Things to Talk About Before You Begin Before you have your
group start making inclinometers, we suggest you show them an inclinometer,
if you've made one, and talk a little bit about it. Tell them that the
inclinometer is a tool that lets them measure the height of something
too tall to measure directly.
To make an inclinometer,
follow the directions on Making Your
Inclinometer. You can photocopy these instructions for your group
or explain the steps one by one while members of your group follow your
instructions. If one person finishes
before the others, we suggest you ask him or her to help people who are
working more slowly. When you demonstrate
how to use the inclinometer, be sure to look through the end of the tube
that sticks out from the card. Otherwise, the weight will swing back and
tap you in the face, amusing all the people in your group. You can either
look through the tube or place the tube on your cheek and sight along
the top of the tube. The angle a person
reads on the inclinometer depends partly on how far the person is from
the object he or she is measuring. To make sure people understand this,
you might want to have two people sight on the same tall object—with
one person standing several feet closer to it than the other. The person
who’s closer will get a larger angle. Calculating the height of an
object requires knowing both the angle and the distance to the object. We suggest that people
work with partners. One person sights on the object being measured while
the other person reads the angle. We also describe how
to read the angle without a partner. Pinch the string against the card
to hold it in place. This takes a little practice. Be sure everyone tries
this method. They'll need it if they use their inclinometers to measure
the height of a rocket's flight. Have the whole group
stand the same distance from a tall object, sight on the top of the object,
and read the angle using one of the two methods described above. Have
everyone compare their angles. If people are standing
at different distances from the object, they will get different readings.

———

§ **OBJECTIVE 1**
For each statement about the inclinometer guide, say whether it agrees with the text (yes or no), and quote the words that decide it: (a) A person standing closer to the tall object will read a smaller angle. (b) Looking through the wrong end of the tube lets the weight swing back and tap you in the face. (c) Finding an object's height requires only the angle.
§ **OBJECTIVE 2**
Reproduce the inclinometer guide word for word from "Things to Talk" to "to measure directly.".

§ **SUPPLIED DATA**
———

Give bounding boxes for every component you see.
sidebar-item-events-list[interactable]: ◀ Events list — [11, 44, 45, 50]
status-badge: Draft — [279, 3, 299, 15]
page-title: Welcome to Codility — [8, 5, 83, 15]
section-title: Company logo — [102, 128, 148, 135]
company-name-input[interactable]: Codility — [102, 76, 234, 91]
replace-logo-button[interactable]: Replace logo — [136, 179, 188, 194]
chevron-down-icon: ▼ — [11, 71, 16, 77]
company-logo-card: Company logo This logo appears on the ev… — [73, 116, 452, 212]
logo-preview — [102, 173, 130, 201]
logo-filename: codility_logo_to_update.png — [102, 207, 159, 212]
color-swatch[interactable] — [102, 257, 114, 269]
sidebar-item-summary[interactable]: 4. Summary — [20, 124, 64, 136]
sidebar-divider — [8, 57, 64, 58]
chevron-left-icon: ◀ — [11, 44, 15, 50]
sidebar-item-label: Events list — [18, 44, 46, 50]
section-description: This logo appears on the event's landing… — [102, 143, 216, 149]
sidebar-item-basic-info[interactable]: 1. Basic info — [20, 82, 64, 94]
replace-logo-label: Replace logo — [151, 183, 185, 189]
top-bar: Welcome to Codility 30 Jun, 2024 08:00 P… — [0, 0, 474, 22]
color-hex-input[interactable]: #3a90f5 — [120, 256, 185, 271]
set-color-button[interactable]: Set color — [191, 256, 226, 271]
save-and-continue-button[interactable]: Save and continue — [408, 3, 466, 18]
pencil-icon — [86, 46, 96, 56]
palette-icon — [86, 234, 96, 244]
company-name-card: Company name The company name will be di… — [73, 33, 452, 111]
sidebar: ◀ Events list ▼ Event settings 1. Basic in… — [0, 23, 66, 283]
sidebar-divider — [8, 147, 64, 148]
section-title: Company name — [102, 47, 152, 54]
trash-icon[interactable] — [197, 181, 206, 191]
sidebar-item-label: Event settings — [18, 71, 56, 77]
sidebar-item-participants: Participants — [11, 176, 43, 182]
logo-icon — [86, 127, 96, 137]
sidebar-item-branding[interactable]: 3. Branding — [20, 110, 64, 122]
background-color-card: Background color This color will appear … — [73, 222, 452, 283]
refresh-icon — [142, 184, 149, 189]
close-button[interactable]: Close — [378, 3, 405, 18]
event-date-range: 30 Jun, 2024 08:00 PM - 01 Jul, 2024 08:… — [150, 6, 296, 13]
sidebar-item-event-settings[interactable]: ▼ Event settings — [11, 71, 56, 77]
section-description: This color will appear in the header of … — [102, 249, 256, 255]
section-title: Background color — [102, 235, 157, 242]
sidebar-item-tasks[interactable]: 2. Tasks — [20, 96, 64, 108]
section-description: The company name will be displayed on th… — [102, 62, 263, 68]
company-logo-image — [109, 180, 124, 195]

———

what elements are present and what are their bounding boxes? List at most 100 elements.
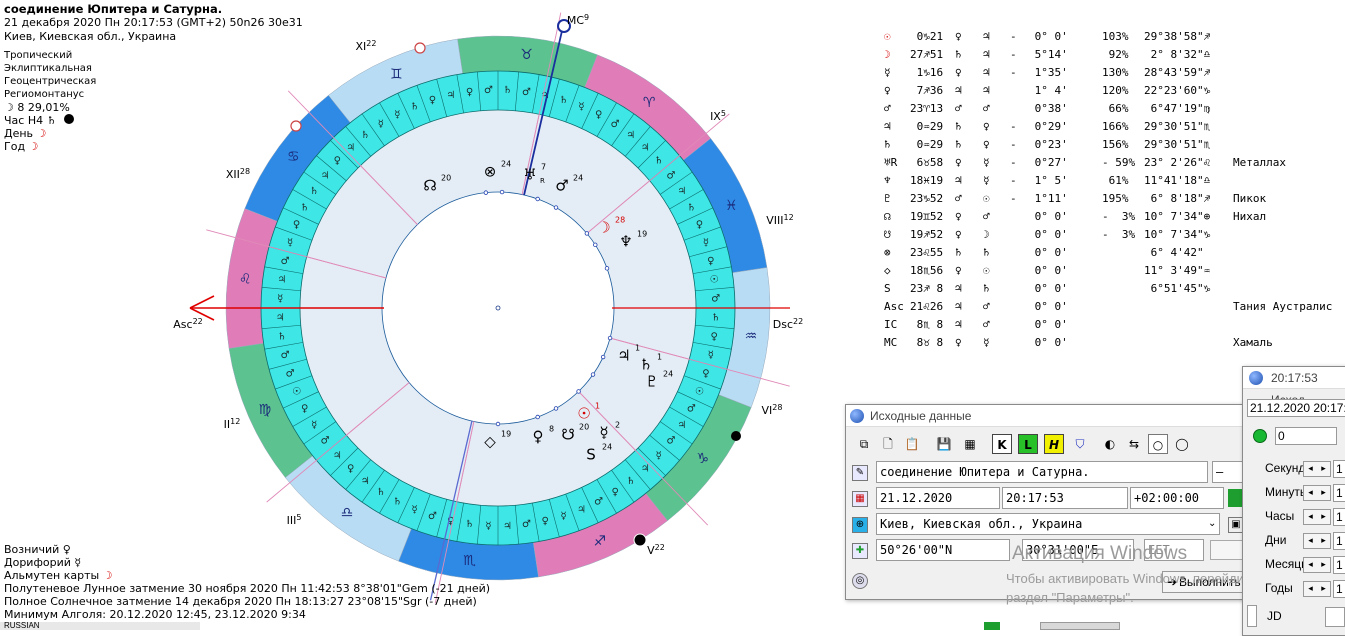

———

§ **WORKED ANSWER 1**
(a) No: "The person who’s closer will get a larger angle."
(b) Yes: "be sure to look through the end of the tube that sticks out from the card. Otherwise, the weight will swing back and tap you in the face"
(c) No: "Calculating the height of an object requires knowing both the angle and the distance to the object."

§ **WORKED ANSWER 2**
Things to Talk About Before You Begin Before you have your
group start making inclinometers, we suggest you show them an inclinometer,
if you've made one, and talk a little bit about it. Tell them that the
inclinometer is a tool that lets them measure the height of something
too tall to measure directly.